### WHAT IS EXPECTED
Print the records below exactly as they appear.

◆ ◆ ◆ ◆ ◆

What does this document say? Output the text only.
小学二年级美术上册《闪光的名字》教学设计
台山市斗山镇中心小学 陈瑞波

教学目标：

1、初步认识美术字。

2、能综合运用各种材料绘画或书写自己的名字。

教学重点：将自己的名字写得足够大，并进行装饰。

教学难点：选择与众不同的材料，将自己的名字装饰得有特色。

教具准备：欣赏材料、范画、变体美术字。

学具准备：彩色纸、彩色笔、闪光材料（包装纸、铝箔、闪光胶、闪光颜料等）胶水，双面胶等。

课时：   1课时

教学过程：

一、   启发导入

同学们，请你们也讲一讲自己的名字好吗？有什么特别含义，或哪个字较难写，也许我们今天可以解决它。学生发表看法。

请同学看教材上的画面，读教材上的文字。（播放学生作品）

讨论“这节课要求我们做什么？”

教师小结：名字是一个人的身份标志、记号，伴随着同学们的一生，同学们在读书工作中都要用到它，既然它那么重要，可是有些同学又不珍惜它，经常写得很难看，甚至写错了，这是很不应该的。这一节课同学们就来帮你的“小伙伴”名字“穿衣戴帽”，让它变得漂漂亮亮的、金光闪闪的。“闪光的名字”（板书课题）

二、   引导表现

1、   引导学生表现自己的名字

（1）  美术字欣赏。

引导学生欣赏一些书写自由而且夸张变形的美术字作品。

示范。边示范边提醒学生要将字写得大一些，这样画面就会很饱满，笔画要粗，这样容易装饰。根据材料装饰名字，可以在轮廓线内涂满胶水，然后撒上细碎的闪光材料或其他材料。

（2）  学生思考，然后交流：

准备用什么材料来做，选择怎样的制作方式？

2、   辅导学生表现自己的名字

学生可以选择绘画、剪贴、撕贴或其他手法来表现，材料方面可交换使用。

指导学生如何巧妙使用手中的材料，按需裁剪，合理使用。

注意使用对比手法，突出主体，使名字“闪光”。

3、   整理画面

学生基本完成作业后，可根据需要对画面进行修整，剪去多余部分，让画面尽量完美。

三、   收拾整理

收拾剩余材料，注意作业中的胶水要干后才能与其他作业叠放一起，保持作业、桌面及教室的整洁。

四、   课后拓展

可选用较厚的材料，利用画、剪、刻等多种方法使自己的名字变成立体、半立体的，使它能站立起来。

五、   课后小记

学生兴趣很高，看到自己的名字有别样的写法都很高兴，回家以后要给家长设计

◆ ◆ ◆ ◆ ◆

### WRITTEN SOLUTION
What does this document say? Output the text only.
小学二年级美术上册《闪光的名字》教学设计
台山市斗山镇中心小学 陈瑞波

教学目标：

1、初步认识美术字。

2、能综合运用各种材料绘画或书写自己的名字。

教学重点：将自己的名字写得足够大，并进行装饰。

教学难点：选择与众不同的材料，将自己的名字装饰得有特色。

教具准备：欣赏材料、范画、变体美术字。

学具准备：彩色纸、彩色笔、闪光材料（包装纸、铝箔、闪光胶、闪光颜料等）胶水，双面胶等。

课时：   1课时

教学过程：

一、   启发导入

同学们，请你们也讲一讲自己的名字好吗？有什么特别含义，或哪个字较难写，也许我们今天可以解决它。学生发表看法。

请同学看教材上的画面，读教材上的文字。（播放学生作品）

讨论“这节课要求我们做什么？”

教师小结：名字是一个人的身份标志、记号，伴随着同学们的一生，同学们在读书工作中都要用到它，既然它那么重要，可是有些同学又不珍惜它，经常写得很难看，甚至写错了，这是很不应该的。这一节课同学们就来帮你的“小伙伴”名字“穿衣戴帽”，让它变得漂漂亮亮的、金光闪闪的。“闪光的名字”（板书课题）

二、   引导表现

1、   引导学生表现自己的名字

（1）  美术字欣赏。

引导学生欣赏一些书写自由而且夸张变形的美术字作品。

示范。边示范边提醒学生要将字写得大一些，这样画面就会很饱满，笔画要粗，这样容易装饰。根据材料装饰名字，可以在轮廓线内涂满胶水，然后撒上细碎的闪光材料或其他材料。

（2）  学生思考，然后交流：

准备用什么材料来做，选择怎样的制作方式？

2、   辅导学生表现自己的名字

学生可以选择绘画、剪贴、撕贴或其他手法来表现，材料方面可交换使用。

指导学生如何巧妙使用手中的材料，按需裁剪，合理使用。

注意使用对比手法，突出主体，使名字“闪光”。

3、   整理画面

学生基本完成作业后，可根据需要对画面进行修整，剪去多余部分，让画面尽量完美。

三、   收拾整理

收拾剩余材料，注意作业中的胶水要干后才能与其他作业叠放一起，保持作业、桌面及教室的整洁。

四、   课后拓展

可选用较厚的材料，利用画、剪、刻等多种方法使自己的名字变成立体、半立体的，使它能站立起来。

五、   课后小记

学生兴趣很高，看到自己的名字有别样的写法都很高兴，回家以后要给家长设计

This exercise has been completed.